Return each line of the data below that contains the string "html", matching letter case exactly.
====
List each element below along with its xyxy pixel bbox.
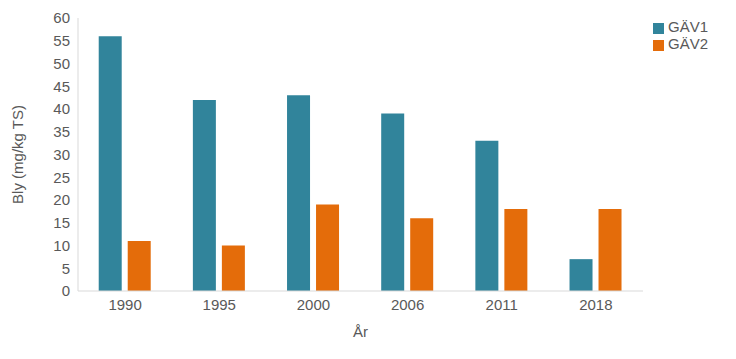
svg-text:2018: 2018 xyxy=(579,296,612,313)
svg-text:50: 50 xyxy=(53,55,70,72)
svg-text:0: 0 xyxy=(62,282,70,299)
svg-text:55: 55 xyxy=(53,32,70,49)
svg-text:40: 40 xyxy=(53,100,70,117)
svg-text:10: 10 xyxy=(53,237,70,254)
svg-text:25: 25 xyxy=(53,169,70,186)
svg-text:15: 15 xyxy=(53,214,70,231)
html-text:GÄV1: GÄV1 xyxy=(668,18,708,35)
svg-text:5: 5 xyxy=(62,260,70,277)
svg-text:År: År xyxy=(353,323,368,340)
svg-text:45: 45 xyxy=(53,78,70,95)
svg-text:2011: 2011 xyxy=(486,296,518,313)
svg-text:35: 35 xyxy=(53,123,70,140)
svg-text:2006: 2006 xyxy=(391,296,424,313)
svg-text:30: 30 xyxy=(53,146,70,163)
html-text:GÄV2: GÄV2 xyxy=(668,35,708,52)
svg-text:Bly (mg/kg TS): Bly (mg/kg TS) xyxy=(9,105,26,204)
svg-text:20: 20 xyxy=(53,191,70,208)
svg-text:60: 60 xyxy=(53,9,70,26)
svg-text:1990: 1990 xyxy=(108,296,141,313)
svg-text:2000: 2000 xyxy=(297,296,330,313)
svg-text:1995: 1995 xyxy=(203,296,236,313)
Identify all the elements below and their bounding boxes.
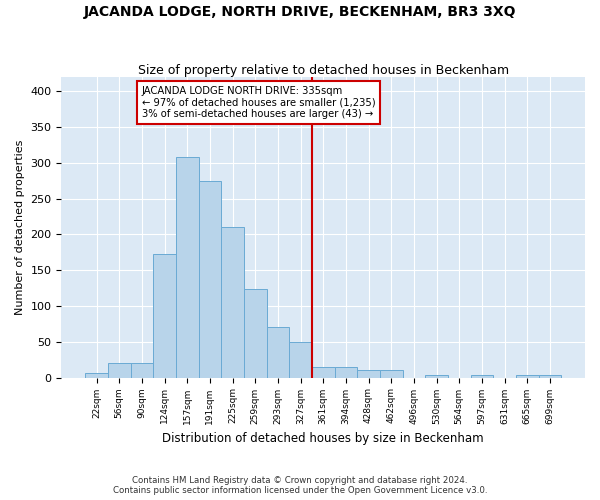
- Bar: [357, 370, 380, 378]
- Y-axis label: Number of detached properties: Number of detached properties: [15, 140, 25, 315]
- Bar: [108, 362, 131, 378]
- Bar: [221, 228, 244, 378]
- Bar: [85, 372, 108, 378]
- Bar: [266, 328, 289, 378]
- Bar: [425, 374, 448, 378]
- Bar: [131, 364, 153, 378]
- Text: JACANDA LODGE, NORTH DRIVE, BECKENHAM, BR3 3XQ: JACANDA LODGE, NORTH DRIVE, BECKENHAM, B…: [84, 5, 516, 19]
- X-axis label: Distribution of detached houses by size in Beckenham: Distribution of detached houses by size …: [163, 432, 484, 445]
- Bar: [153, 254, 176, 378]
- Bar: [244, 289, 266, 378]
- Bar: [199, 182, 221, 378]
- Title: Size of property relative to detached houses in Beckenham: Size of property relative to detached ho…: [137, 64, 509, 77]
- Bar: [289, 342, 312, 378]
- Bar: [176, 157, 199, 378]
- Bar: [539, 374, 561, 378]
- Bar: [470, 374, 493, 378]
- Text: Contains HM Land Registry data © Crown copyright and database right 2024.
Contai: Contains HM Land Registry data © Crown c…: [113, 476, 487, 495]
- Text: JACANDA LODGE NORTH DRIVE: 335sqm
← 97% of detached houses are smaller (1,235)
3: JACANDA LODGE NORTH DRIVE: 335sqm ← 97% …: [142, 86, 376, 119]
- Bar: [380, 370, 403, 378]
- Bar: [312, 367, 335, 378]
- Bar: [516, 374, 539, 378]
- Bar: [335, 367, 357, 378]
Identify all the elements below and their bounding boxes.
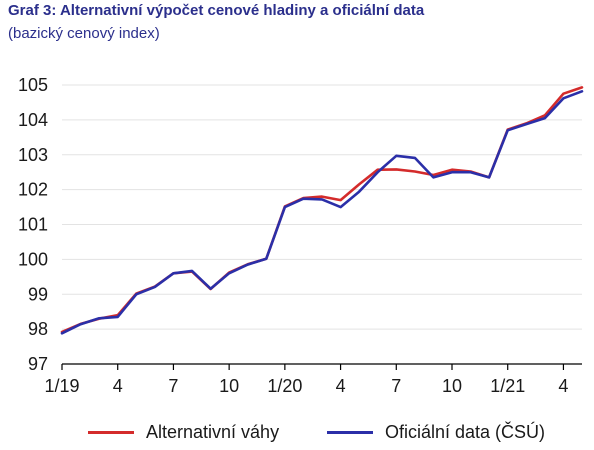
grid-lines	[62, 84, 582, 330]
y-tick-label: 102	[18, 180, 48, 200]
legend-swatch-alternative	[88, 430, 134, 434]
x-tick-label: 10	[442, 376, 462, 396]
x-tick-label: 4	[558, 376, 568, 396]
series-line-alternative	[60, 86, 584, 334]
legend-swatch-official	[327, 430, 373, 434]
chart-subtitle: (bazický cenový index)	[8, 25, 160, 42]
x-tick-label: 10	[219, 376, 239, 396]
y-tick-label: 105	[18, 75, 48, 95]
y-tick-label: 99	[28, 284, 48, 304]
x-tick-label: 4	[336, 376, 346, 396]
y-tick-label: 101	[18, 215, 48, 235]
y-tick-label: 103	[18, 145, 48, 165]
x-tick-label: 7	[391, 376, 401, 396]
legend: Alternativní váhy Oficiální data (ČSÚ)	[0, 419, 594, 445]
series-line-official	[60, 90, 584, 335]
y-tick-label: 100	[18, 249, 48, 269]
legend-item-official: Oficiální data (ČSÚ)	[327, 419, 545, 445]
y-tick-label: 98	[28, 319, 48, 339]
x-tick-label: 1/19	[44, 376, 79, 396]
x-tick-label: 7	[168, 376, 178, 396]
x-tick-label: 1/20	[267, 376, 302, 396]
axes	[61, 363, 582, 370]
x-tick-label: 1/21	[490, 376, 525, 396]
y-tick-label: 104	[18, 110, 48, 130]
legend-label-official: Oficiální data (ČSÚ)	[385, 421, 546, 442]
chart-title: Graf 3: Alternativní výpočet cenové hlad…	[8, 2, 425, 19]
series-lines	[60, 86, 584, 335]
legend-label-alternative: Alternativní váhy	[146, 421, 280, 442]
legend-item-alternative: Alternativní váhy	[88, 419, 279, 445]
x-tick-label: 4	[113, 376, 123, 396]
y-tick-label: 97	[28, 354, 48, 374]
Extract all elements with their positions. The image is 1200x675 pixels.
====
:: RESPONSE FOR THIS EXERCISE ::
html-text:GÄV1: GÄV1 xyxy=(668,18,708,35)
html-text:GÄV2: GÄV2 xyxy=(668,35,708,52)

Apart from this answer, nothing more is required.